─── INPUT

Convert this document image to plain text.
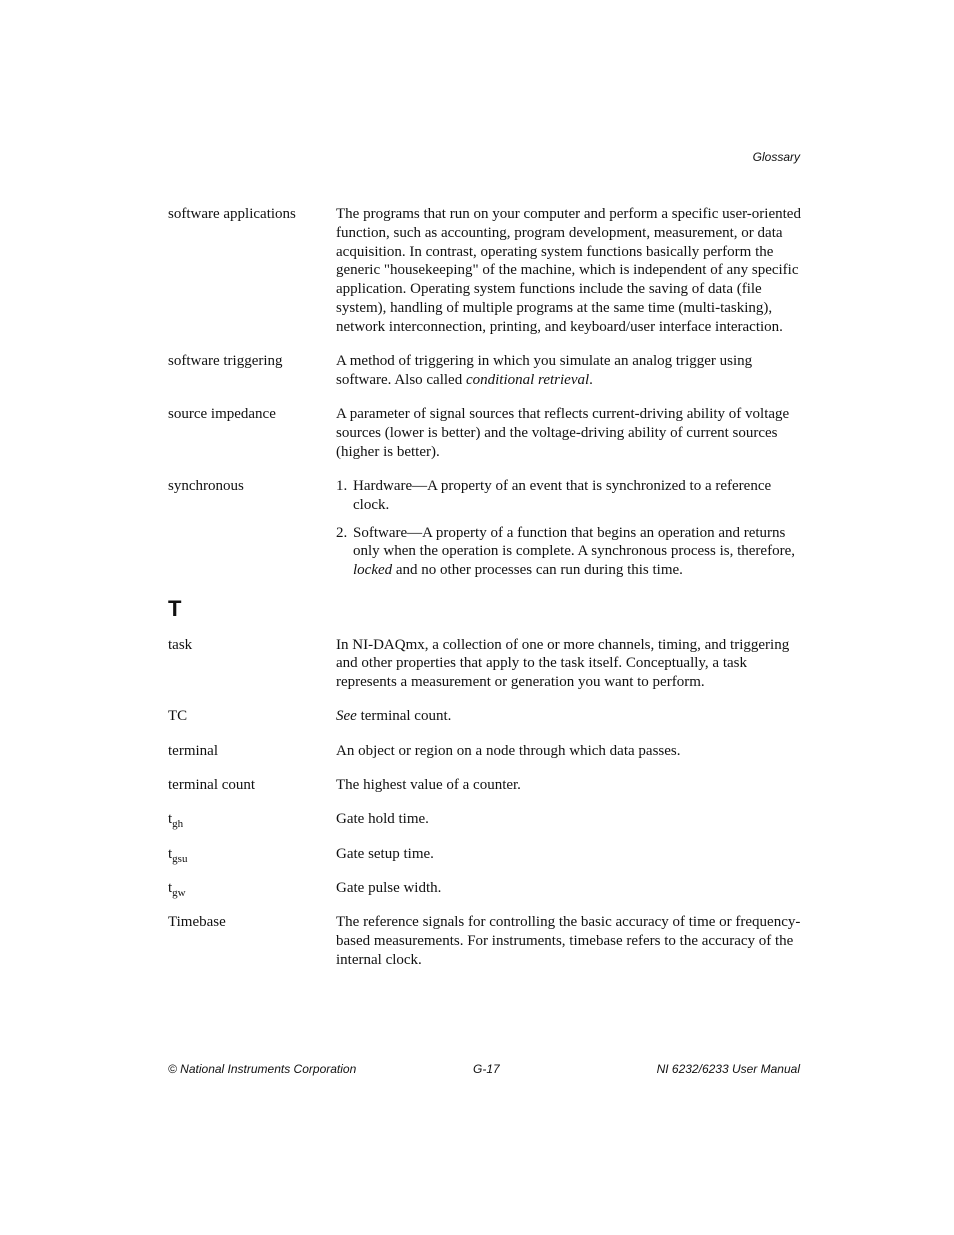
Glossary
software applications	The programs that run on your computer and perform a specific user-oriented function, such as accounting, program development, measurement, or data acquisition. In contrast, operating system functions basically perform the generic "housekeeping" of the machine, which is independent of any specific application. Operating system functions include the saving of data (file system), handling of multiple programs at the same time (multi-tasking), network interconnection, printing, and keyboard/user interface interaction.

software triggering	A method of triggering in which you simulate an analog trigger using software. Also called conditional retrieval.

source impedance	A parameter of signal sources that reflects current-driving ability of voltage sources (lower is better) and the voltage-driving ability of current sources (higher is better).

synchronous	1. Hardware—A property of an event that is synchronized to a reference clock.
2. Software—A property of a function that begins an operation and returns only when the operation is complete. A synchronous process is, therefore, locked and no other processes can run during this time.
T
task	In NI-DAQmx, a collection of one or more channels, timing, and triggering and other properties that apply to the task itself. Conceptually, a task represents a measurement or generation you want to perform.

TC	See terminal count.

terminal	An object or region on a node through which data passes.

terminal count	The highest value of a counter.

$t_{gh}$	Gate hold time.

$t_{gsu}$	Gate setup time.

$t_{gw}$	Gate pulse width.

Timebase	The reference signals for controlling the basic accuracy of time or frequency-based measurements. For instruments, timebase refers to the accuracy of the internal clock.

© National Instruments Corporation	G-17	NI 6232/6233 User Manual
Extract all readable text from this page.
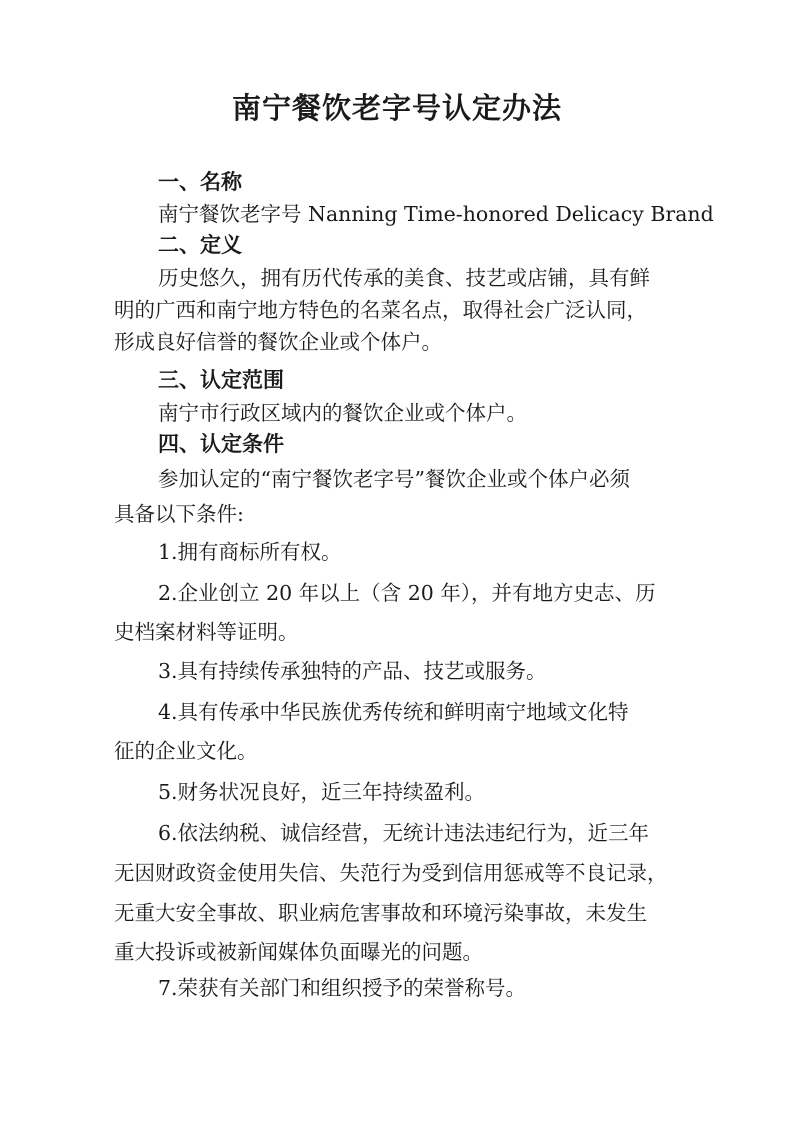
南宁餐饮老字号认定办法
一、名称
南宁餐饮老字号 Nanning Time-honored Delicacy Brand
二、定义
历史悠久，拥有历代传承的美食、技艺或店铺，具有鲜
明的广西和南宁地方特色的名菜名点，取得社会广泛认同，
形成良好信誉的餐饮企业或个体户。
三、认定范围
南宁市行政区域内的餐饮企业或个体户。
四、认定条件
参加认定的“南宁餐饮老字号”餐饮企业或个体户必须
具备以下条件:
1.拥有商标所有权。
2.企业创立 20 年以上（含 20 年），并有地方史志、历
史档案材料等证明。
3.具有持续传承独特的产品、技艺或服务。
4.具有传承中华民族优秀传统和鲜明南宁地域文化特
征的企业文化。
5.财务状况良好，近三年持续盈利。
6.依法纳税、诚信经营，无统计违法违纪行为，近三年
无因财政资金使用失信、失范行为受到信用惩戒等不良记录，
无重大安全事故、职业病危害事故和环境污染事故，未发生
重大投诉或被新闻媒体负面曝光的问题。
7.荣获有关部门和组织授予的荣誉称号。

──────

TASK BRIEF. The lines to be extracted begin at the line containing "Extract all readable text from this page." and continue through the final line of the material above, both ends included. Reproduce them exactly, without the pictures.

RESULT.
Extract all readable text from this page.
南宁餐饮老字号认定办法
一、名称
南宁餐饮老字号 Nanning Time-honored Delicacy Brand
二、定义
历史悠久，拥有历代传承的美食、技艺或店铺，具有鲜
明的广西和南宁地方特色的名菜名点，取得社会广泛认同，
形成良好信誉的餐饮企业或个体户。
三、认定范围
南宁市行政区域内的餐饮企业或个体户。
四、认定条件
参加认定的“南宁餐饮老字号”餐饮企业或个体户必须
具备以下条件:
1.拥有商标所有权。
2.企业创立 20 年以上（含 20 年），并有地方史志、历
史档案材料等证明。
3.具有持续传承独特的产品、技艺或服务。
4.具有传承中华民族优秀传统和鲜明南宁地域文化特
征的企业文化。
5.财务状况良好，近三年持续盈利。
6.依法纳税、诚信经营，无统计违法违纪行为，近三年
无因财政资金使用失信、失范行为受到信用惩戒等不良记录，
无重大安全事故、职业病危害事故和环境污染事故，未发生
重大投诉或被新闻媒体负面曝光的问题。
7.荣获有关部门和组织授予的荣誉称号。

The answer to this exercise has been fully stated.